• [DIRECTIONS]:
Gather from the listing below each line that includes the word "name", and copy it.

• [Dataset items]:
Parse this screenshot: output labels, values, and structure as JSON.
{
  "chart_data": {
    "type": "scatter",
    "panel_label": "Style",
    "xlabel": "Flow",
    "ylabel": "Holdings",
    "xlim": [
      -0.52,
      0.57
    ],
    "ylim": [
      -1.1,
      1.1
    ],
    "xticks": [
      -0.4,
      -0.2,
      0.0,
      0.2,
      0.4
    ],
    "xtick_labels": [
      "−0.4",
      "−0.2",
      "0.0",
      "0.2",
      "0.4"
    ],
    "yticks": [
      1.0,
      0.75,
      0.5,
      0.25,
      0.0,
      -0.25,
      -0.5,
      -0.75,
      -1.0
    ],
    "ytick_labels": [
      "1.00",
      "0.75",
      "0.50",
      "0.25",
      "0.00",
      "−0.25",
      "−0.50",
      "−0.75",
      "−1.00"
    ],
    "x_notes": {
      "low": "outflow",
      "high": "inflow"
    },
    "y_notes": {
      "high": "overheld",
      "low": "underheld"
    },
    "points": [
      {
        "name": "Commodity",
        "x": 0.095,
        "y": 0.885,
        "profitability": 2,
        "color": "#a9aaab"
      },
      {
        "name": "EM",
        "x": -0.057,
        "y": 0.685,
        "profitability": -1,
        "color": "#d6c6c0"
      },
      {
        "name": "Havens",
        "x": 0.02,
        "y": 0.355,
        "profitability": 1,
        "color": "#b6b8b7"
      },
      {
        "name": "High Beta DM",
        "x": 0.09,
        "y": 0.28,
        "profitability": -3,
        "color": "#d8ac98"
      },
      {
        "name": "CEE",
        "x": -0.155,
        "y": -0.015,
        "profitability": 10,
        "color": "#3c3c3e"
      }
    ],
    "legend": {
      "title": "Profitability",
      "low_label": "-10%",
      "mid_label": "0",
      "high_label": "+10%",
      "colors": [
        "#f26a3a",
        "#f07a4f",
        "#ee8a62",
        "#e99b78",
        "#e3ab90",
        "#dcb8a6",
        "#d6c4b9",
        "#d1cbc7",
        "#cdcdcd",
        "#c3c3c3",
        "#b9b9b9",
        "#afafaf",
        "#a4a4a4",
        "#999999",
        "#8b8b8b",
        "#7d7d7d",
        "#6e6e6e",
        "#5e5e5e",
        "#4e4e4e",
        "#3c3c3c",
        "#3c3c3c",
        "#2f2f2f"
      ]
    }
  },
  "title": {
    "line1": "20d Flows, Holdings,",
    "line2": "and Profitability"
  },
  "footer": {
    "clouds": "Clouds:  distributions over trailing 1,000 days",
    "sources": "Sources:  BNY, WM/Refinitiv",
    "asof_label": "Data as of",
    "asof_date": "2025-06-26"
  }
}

• [RESULT FOR THIS EXERCISE]:
        "name": "Commodity",
        "name": "EM",
        "name": "Havens",
        "name": "High Beta DM",
        "name": "CEE",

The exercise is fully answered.